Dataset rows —
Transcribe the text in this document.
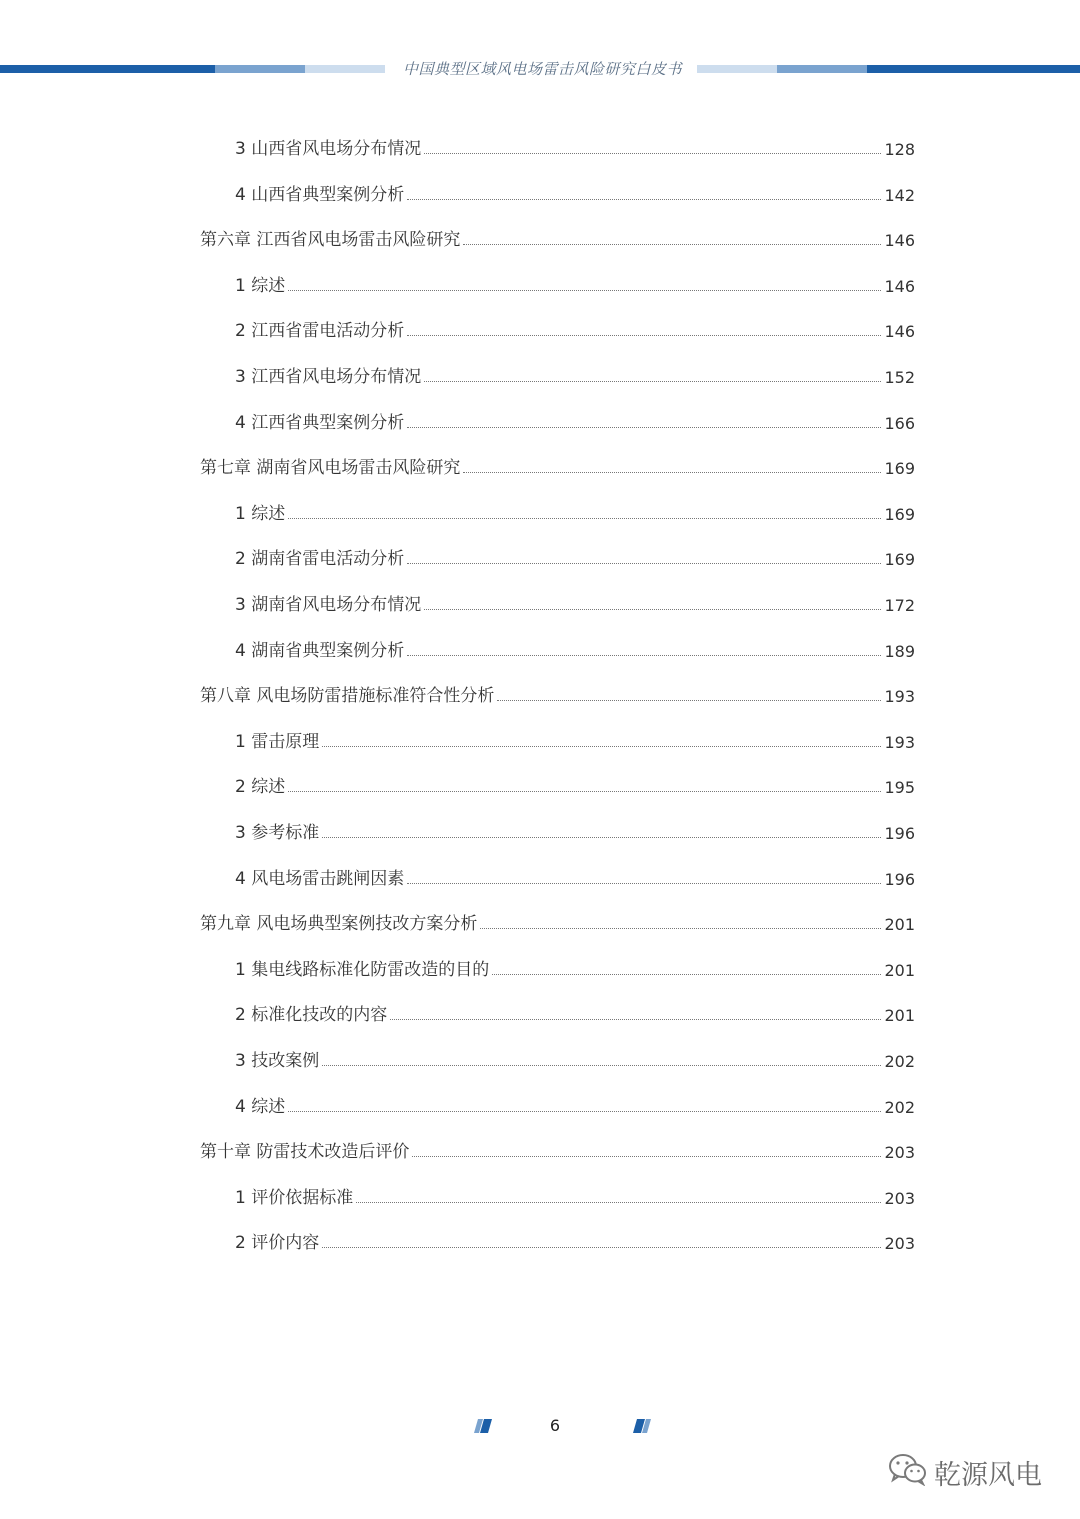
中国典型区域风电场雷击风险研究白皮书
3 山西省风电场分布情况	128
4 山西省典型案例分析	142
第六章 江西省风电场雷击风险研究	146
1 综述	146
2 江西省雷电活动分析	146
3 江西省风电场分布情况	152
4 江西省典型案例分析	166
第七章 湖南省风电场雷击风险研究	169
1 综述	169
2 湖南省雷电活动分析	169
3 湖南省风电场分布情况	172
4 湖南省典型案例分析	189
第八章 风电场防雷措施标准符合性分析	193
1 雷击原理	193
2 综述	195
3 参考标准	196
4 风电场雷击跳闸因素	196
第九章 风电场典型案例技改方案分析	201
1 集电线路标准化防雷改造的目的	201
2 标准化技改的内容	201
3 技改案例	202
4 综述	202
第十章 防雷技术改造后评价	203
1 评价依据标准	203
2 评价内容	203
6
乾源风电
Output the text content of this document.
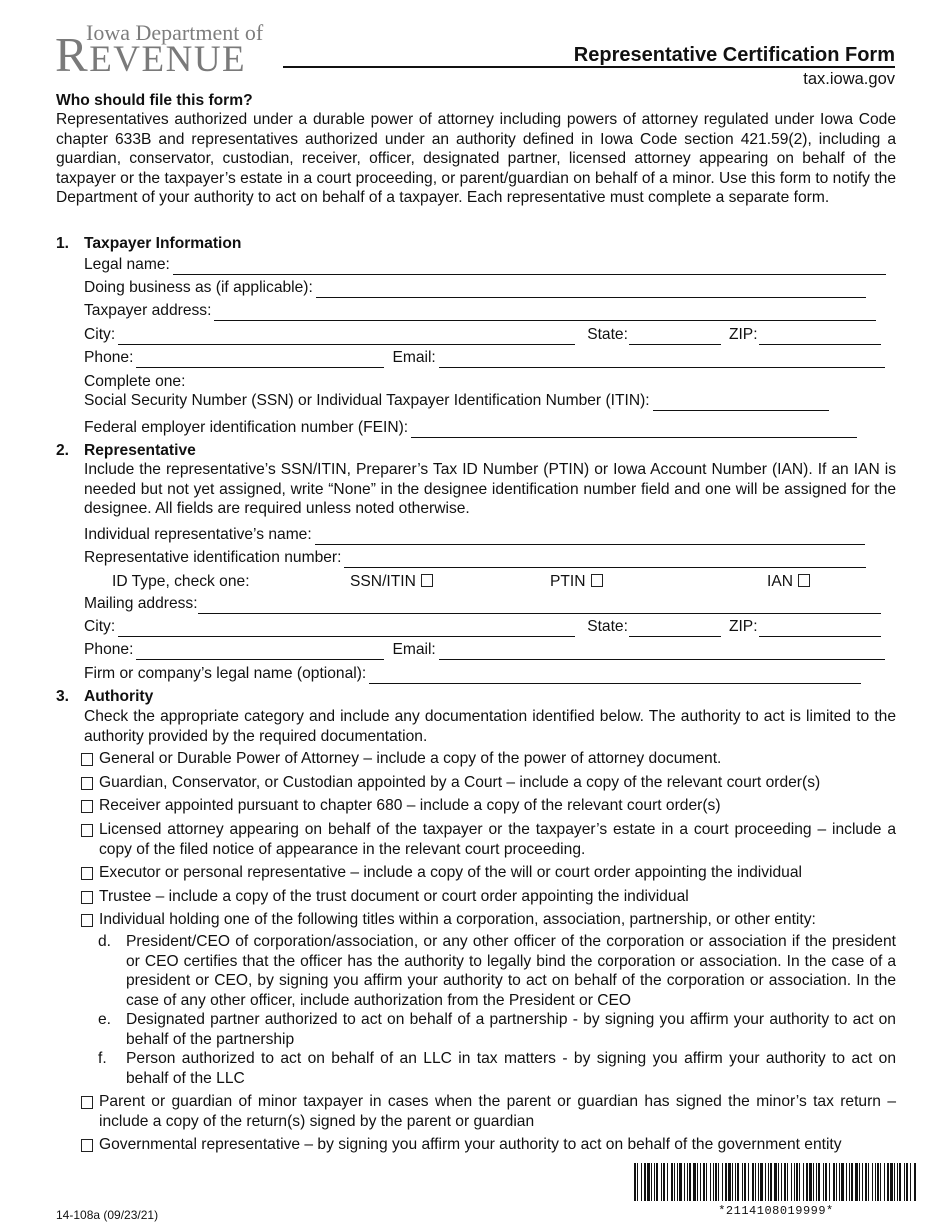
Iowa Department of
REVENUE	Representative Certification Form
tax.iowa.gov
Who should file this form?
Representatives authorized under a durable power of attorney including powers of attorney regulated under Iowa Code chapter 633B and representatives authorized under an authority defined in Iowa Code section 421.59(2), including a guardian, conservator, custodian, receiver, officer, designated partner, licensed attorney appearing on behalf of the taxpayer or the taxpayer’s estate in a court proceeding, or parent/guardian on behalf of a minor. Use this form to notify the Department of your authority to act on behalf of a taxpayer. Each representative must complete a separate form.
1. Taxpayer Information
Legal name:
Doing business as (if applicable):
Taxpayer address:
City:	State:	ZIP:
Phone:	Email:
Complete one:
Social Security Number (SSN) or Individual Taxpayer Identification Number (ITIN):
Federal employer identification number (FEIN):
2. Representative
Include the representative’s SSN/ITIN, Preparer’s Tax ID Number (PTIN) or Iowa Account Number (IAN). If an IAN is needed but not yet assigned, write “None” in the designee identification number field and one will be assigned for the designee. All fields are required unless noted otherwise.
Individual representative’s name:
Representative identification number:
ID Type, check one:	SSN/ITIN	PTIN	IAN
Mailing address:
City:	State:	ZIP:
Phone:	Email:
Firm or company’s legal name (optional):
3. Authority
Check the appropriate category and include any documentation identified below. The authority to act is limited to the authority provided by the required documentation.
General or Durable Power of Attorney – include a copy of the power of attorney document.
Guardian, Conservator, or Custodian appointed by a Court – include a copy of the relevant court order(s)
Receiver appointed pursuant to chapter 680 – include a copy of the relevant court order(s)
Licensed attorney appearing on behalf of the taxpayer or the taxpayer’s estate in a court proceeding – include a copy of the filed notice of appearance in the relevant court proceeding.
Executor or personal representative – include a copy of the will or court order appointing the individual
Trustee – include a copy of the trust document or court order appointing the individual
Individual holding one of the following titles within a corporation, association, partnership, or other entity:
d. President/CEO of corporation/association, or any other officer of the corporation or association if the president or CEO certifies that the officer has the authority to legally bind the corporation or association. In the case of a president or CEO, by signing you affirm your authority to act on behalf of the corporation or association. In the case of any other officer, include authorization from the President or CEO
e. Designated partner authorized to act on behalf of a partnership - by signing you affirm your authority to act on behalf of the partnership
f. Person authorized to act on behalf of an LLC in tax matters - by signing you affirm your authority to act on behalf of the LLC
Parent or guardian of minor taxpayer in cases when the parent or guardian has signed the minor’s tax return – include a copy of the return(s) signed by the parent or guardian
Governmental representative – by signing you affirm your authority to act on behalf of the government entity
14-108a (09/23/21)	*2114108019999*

TASK GOAL — Can you repeat every record above exactly, apart from the pictures?

FULL SOLUTION —
Transcribe the text in this document.
中国典型区域风电场雷击风险研究白皮书
3 山西省风电场分布情况	128
4 山西省典型案例分析	142
第六章 江西省风电场雷击风险研究	146
1 综述	146
2 江西省雷电活动分析	146
3 江西省风电场分布情况	152
4 江西省典型案例分析	166
第七章 湖南省风电场雷击风险研究	169
1 综述	169
2 湖南省雷电活动分析	169
3 湖南省风电场分布情况	172
4 湖南省典型案例分析	189
第八章 风电场防雷措施标准符合性分析	193
1 雷击原理	193
2 综述	195
3 参考标准	196
4 风电场雷击跳闸因素	196
第九章 风电场典型案例技改方案分析	201
1 集电线路标准化防雷改造的目的	201
2 标准化技改的内容	201
3 技改案例	202
4 综述	202
第十章 防雷技术改造后评价	203
1 评价依据标准	203
2 评价内容	203
6
乾源风电
Output the text content of this document.
Iowa Department of
REVENUE	Representative Certification Form
tax.iowa.gov
Who should file this form?
Representatives authorized under a durable power of attorney including powers of attorney regulated under Iowa Code chapter 633B and representatives authorized under an authority defined in Iowa Code section 421.59(2), including a guardian, conservator, custodian, receiver, officer, designated partner, licensed attorney appearing on behalf of the taxpayer or the taxpayer’s estate in a court proceeding, or parent/guardian on behalf of a minor. Use this form to notify the Department of your authority to act on behalf of a taxpayer. Each representative must complete a separate form.
1. Taxpayer Information
Legal name:
Doing business as (if applicable):
Taxpayer address:
City:	State:	ZIP:
Phone:	Email:
Complete one:
Social Security Number (SSN) or Individual Taxpayer Identification Number (ITIN):
Federal employer identification number (FEIN):
2. Representative
Include the representative’s SSN/ITIN, Preparer’s Tax ID Number (PTIN) or Iowa Account Number (IAN). If an IAN is needed but not yet assigned, write “None” in the designee identification number field and one will be assigned for the designee. All fields are required unless noted otherwise.
Individual representative’s name:
Representative identification number:
ID Type, check one:	SSN/ITIN	PTIN	IAN
Mailing address:
City:	State:	ZIP:
Phone:	Email:
Firm or company’s legal name (optional):
3. Authority
Check the appropriate category and include any documentation identified below. The authority to act is limited to the authority provided by the required documentation.
General or Durable Power of Attorney – include a copy of the power of attorney document.
Guardian, Conservator, or Custodian appointed by a Court – include a copy of the relevant court order(s)
Receiver appointed pursuant to chapter 680 – include a copy of the relevant court order(s)
Licensed attorney appearing on behalf of the taxpayer or the taxpayer’s estate in a court proceeding – include a copy of the filed notice of appearance in the relevant court proceeding.
Executor or personal representative – include a copy of the will or court order appointing the individual
Trustee – include a copy of the trust document or court order appointing the individual
Individual holding one of the following titles within a corporation, association, partnership, or other entity:
d. President/CEO of corporation/association, or any other officer of the corporation or association if the president or CEO certifies that the officer has the authority to legally bind the corporation or association. In the case of a president or CEO, by signing you affirm your authority to act on behalf of the corporation or association. In the case of any other officer, include authorization from the President or CEO
e. Designated partner authorized to act on behalf of a partnership - by signing you affirm your authority to act on behalf of the partnership
f. Person authorized to act on behalf of an LLC in tax matters - by signing you affirm your authority to act on behalf of the LLC
Parent or guardian of minor taxpayer in cases when the parent or guardian has signed the minor’s tax return – include a copy of the return(s) signed by the parent or guardian
Governmental representative – by signing you affirm your authority to act on behalf of the government entity
14-108a (09/23/21)	*2114108019999*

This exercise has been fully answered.